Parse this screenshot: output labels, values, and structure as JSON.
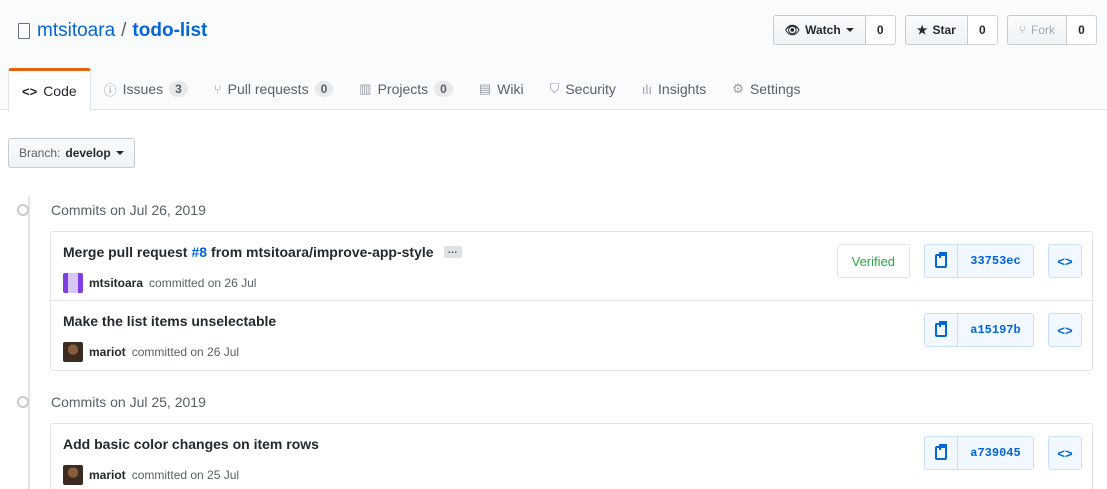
{
  "repo": {
    "owner": "mtsitoara",
    "separator": "/",
    "name": "todo-list"
  },
  "actions": {
    "watch": {
      "label": "Watch",
      "count": "0"
    },
    "star": {
      "label": "Star",
      "count": "0"
    },
    "fork": {
      "label": "Fork",
      "count": "0"
    }
  },
  "tabs": [
    {
      "icon": "<>",
      "label": "Code",
      "count": ""
    },
    {
      "icon": "ⓘ",
      "label": "Issues",
      "count": "3"
    },
    {
      "icon": "⑂",
      "label": "Pull requests",
      "count": "0"
    },
    {
      "icon": "▥",
      "label": "Projects",
      "count": "0"
    },
    {
      "icon": "▤",
      "label": "Wiki",
      "count": ""
    },
    {
      "icon": "⛉",
      "label": "Security",
      "count": ""
    },
    {
      "icon": "ılı",
      "label": "Insights",
      "count": ""
    },
    {
      "icon": "⚙",
      "label": "Settings",
      "count": ""
    }
  ],
  "branch": {
    "prefix": "Branch:",
    "name": "develop"
  },
  "groups": [
    {
      "title": "Commits on Jul 26, 2019",
      "commits": [
        {
          "message_pre": "Merge pull request ",
          "pr": "#8",
          "message_post": " from mtsitoara/improve-app-style",
          "has_ellipsis": true,
          "ellipsis": "…",
          "author": "mtsitoara",
          "meta": "committed on 26 Jul",
          "verified": "Verified",
          "sha": "33753ec",
          "browse": "<>"
        },
        {
          "message_pre": "Make the list items unselectable",
          "pr": "",
          "message_post": "",
          "author": "mariot",
          "meta": "committed on 26 Jul",
          "verified": "",
          "sha": "a15197b",
          "browse": "<>"
        }
      ]
    },
    {
      "title": "Commits on Jul 25, 2019",
      "commits": [
        {
          "message_pre": "Add basic color changes on item rows",
          "pr": "",
          "message_post": "",
          "author": "mariot",
          "meta": "committed on 25 Jul",
          "verified": "",
          "sha": "a739045",
          "browse": "<>"
        }
      ]
    }
  ]
}
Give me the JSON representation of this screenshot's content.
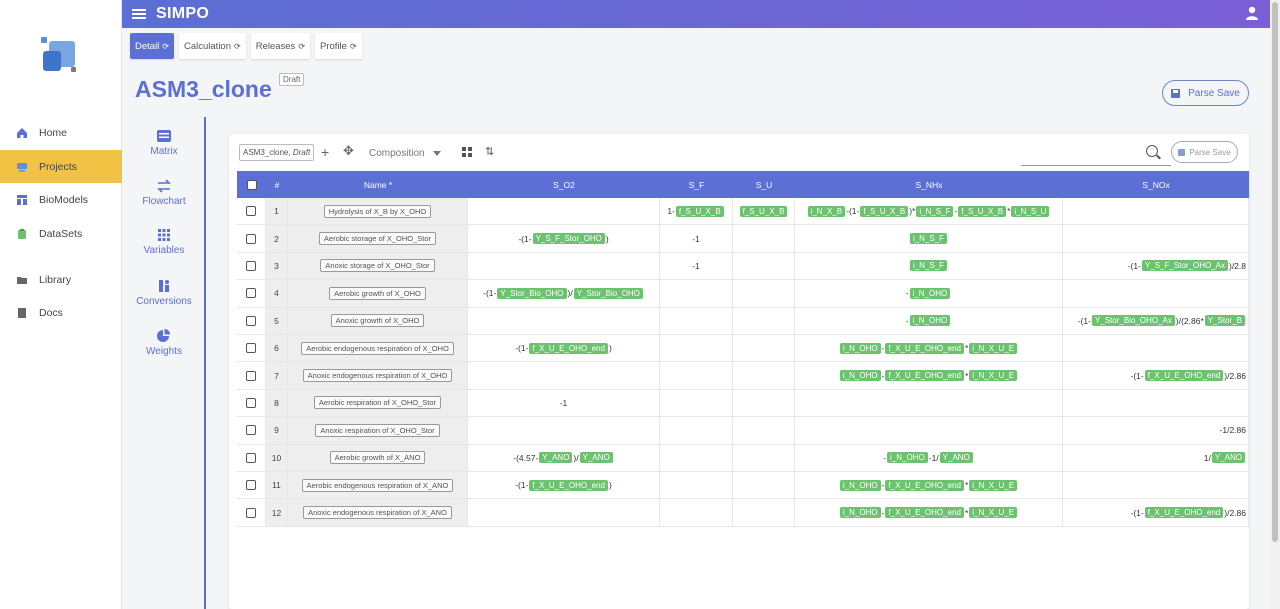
{
  "app": {
    "brand": "SIMPO"
  },
  "nav": [
    {
      "label": "Home",
      "icon": "home-icon"
    },
    {
      "label": "Projects",
      "icon": "projects-icon",
      "active": true
    },
    {
      "label": "BioModels",
      "icon": "biomodels-icon"
    },
    {
      "label": "DataSets",
      "icon": "datasets-icon"
    },
    {
      "label": "Library",
      "icon": "folder-icon"
    },
    {
      "label": "Docs",
      "icon": "docs-icon"
    }
  ],
  "tabs": [
    {
      "label": "Detail",
      "active": true
    },
    {
      "label": "Calculation"
    },
    {
      "label": "Releases"
    },
    {
      "label": "Profile"
    }
  ],
  "page": {
    "title": "ASM3_clone",
    "badge": "Draft",
    "parse_label": "Parse Save"
  },
  "subnav": [
    {
      "label": "Matrix",
      "icon": "matrix-icon"
    },
    {
      "label": "Flowchart",
      "icon": "flowchart-icon"
    },
    {
      "label": "Variables",
      "icon": "variables-icon"
    },
    {
      "label": "Conversions",
      "icon": "conversions-icon"
    },
    {
      "label": "Weights",
      "icon": "weights-icon"
    }
  ],
  "toolbar": {
    "chip_name": "ASM3_clone,",
    "chip_state": "Draft",
    "composition": "Composition",
    "parse_label": "Parse Save"
  },
  "table": {
    "headers": {
      "num": "#",
      "name": "Name *",
      "c1": "S_O2",
      "c2": "S_F",
      "c3": "S_U",
      "c4": "S_NHx",
      "c5": "S_NOx"
    },
    "rows": [
      {
        "n": "1",
        "name": "Hydrolysis of X_B by X_OHO",
        "c1": [],
        "c2": [
          [
            "t",
            "1-"
          ],
          [
            "g",
            "f_S_U_X_B"
          ]
        ],
        "c3": [
          [
            "g",
            "f_S_U_X_B"
          ]
        ],
        "c4": [
          [
            "g",
            "i_N_X_B"
          ],
          [
            "t",
            "-(1-"
          ],
          [
            "g",
            "f_S_U_X_B"
          ],
          [
            "t",
            ")*"
          ],
          [
            "g",
            "i_N_S_F"
          ],
          [
            "t",
            "-"
          ],
          [
            "g",
            "f_S_U_X_B"
          ],
          [
            "t",
            "*"
          ],
          [
            "g",
            "i_N_S_U"
          ]
        ],
        "c5": []
      },
      {
        "n": "2",
        "name": "Aerobic storage of X_OHO_Stor",
        "c1": [
          [
            "t",
            "-(1-"
          ],
          [
            "g",
            "Y_S_F_Stor_OHO"
          ],
          [
            "t",
            ")"
          ]
        ],
        "c2": [
          [
            "t",
            "-1"
          ]
        ],
        "c3": [],
        "c4": [
          [
            "g",
            "i_N_S_F"
          ]
        ],
        "c5": []
      },
      {
        "n": "3",
        "name": "Anoxic storage of X_OHO_Stor",
        "c1": [],
        "c2": [
          [
            "t",
            "-1"
          ]
        ],
        "c3": [],
        "c4": [
          [
            "g",
            "i_N_S_F"
          ]
        ],
        "c5": [
          [
            "t",
            "-(1-"
          ],
          [
            "g",
            "Y_S_F_Stor_OHO_Ax"
          ],
          [
            "t",
            ")/2.8"
          ]
        ]
      },
      {
        "n": "4",
        "name": "Aerobic growth of X_OHO",
        "c1": [
          [
            "t",
            "-(1-"
          ],
          [
            "g",
            "Y_Stor_Bio_OHO"
          ],
          [
            "t",
            ")/"
          ],
          [
            "g",
            "Y_Stor_Bio_OHO"
          ]
        ],
        "c2": [],
        "c3": [],
        "c4": [
          [
            "t",
            "-"
          ],
          [
            "g",
            "i_N_OHO"
          ]
        ],
        "c5": []
      },
      {
        "n": "5",
        "name": "Anoxic growth of X_OHO",
        "c1": [],
        "c2": [],
        "c3": [],
        "c4": [
          [
            "t",
            "-"
          ],
          [
            "g",
            "i_N_OHO"
          ]
        ],
        "c5": [
          [
            "t",
            "-(1-"
          ],
          [
            "g",
            "Y_Stor_Bio_OHO_Ax"
          ],
          [
            "t",
            ")/(2.86*"
          ],
          [
            "g",
            "Y_Stor_B"
          ]
        ]
      },
      {
        "n": "6",
        "name": "Aerobic endogenous respiration of X_OHO",
        "c1": [
          [
            "t",
            "-(1-"
          ],
          [
            "g",
            "f_X_U_E_OHO_end"
          ],
          [
            "t",
            ")"
          ]
        ],
        "c2": [],
        "c3": [],
        "c4": [
          [
            "g",
            "i_N_OHO"
          ],
          [
            "t",
            "-"
          ],
          [
            "g",
            "f_X_U_E_OHO_end"
          ],
          [
            "t",
            "*"
          ],
          [
            "g",
            "i_N_X_U_E"
          ]
        ],
        "c5": []
      },
      {
        "n": "7",
        "name": "Anoxic endogenous respiration of X_OHO",
        "c1": [],
        "c2": [],
        "c3": [],
        "c4": [
          [
            "g",
            "i_N_OHO"
          ],
          [
            "t",
            "-"
          ],
          [
            "g",
            "f_X_U_E_OHO_end"
          ],
          [
            "t",
            "*"
          ],
          [
            "g",
            "i_N_X_U_E"
          ]
        ],
        "c5": [
          [
            "t",
            "-(1-"
          ],
          [
            "g",
            "f_X_U_E_OHO_end"
          ],
          [
            "t",
            ")/2.86"
          ]
        ]
      },
      {
        "n": "8",
        "name": "Aerobic respiration of X_OHO_Stor",
        "c1": [
          [
            "t",
            "-1"
          ]
        ],
        "c2": [],
        "c3": [],
        "c4": [],
        "c5": []
      },
      {
        "n": "9",
        "name": "Anoxic respiration of X_OHO_Stor",
        "c1": [],
        "c2": [],
        "c3": [],
        "c4": [],
        "c5": [
          [
            "t",
            "-1/2.86"
          ]
        ]
      },
      {
        "n": "10",
        "name": "Aerobic growth of X_ANO",
        "c1": [
          [
            "t",
            "-(4.57-"
          ],
          [
            "g",
            "Y_ANO"
          ],
          [
            "t",
            ")/"
          ],
          [
            "g",
            "Y_ANO"
          ]
        ],
        "c2": [],
        "c3": [],
        "c4": [
          [
            "t",
            "-"
          ],
          [
            "g",
            "i_N_OHO"
          ],
          [
            "t",
            "-1/"
          ],
          [
            "g",
            "Y_ANO"
          ]
        ],
        "c5": [
          [
            "t",
            "1/"
          ],
          [
            "g",
            "Y_ANO"
          ]
        ]
      },
      {
        "n": "11",
        "name": "Aerobic endogenous respiration of X_ANO",
        "c1": [
          [
            "t",
            "-(1-"
          ],
          [
            "g",
            "f_X_U_E_OHO_end"
          ],
          [
            "t",
            ")"
          ]
        ],
        "c2": [],
        "c3": [],
        "c4": [
          [
            "g",
            "i_N_OHO"
          ],
          [
            "t",
            "-"
          ],
          [
            "g",
            "f_X_U_E_OHO_end"
          ],
          [
            "t",
            "*"
          ],
          [
            "g",
            "i_N_X_U_E"
          ]
        ],
        "c5": []
      },
      {
        "n": "12",
        "name": "Anoxic endogenous respiration of X_ANO",
        "c1": [],
        "c2": [],
        "c3": [],
        "c4": [
          [
            "g",
            "i_N_OHO"
          ],
          [
            "t",
            "-"
          ],
          [
            "g",
            "f_X_U_E_OHO_end"
          ],
          [
            "t",
            "*"
          ],
          [
            "g",
            "i_N_X_U_E"
          ]
        ],
        "c5": [
          [
            "t",
            "-(1-"
          ],
          [
            "g",
            "f_X_U_E_OHO_end"
          ],
          [
            "t",
            ")/2.86"
          ]
        ]
      }
    ]
  },
  "colors": {
    "accent": "#5b6fd4",
    "active_nav": "#f1c244",
    "tag": "#6cc26e"
  }
}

*What you will do*
Write out every line of the entries that holds the word "list".

*Full solution*
    "name": "todo-list"
          "message_pre": "Make the list items unselectable",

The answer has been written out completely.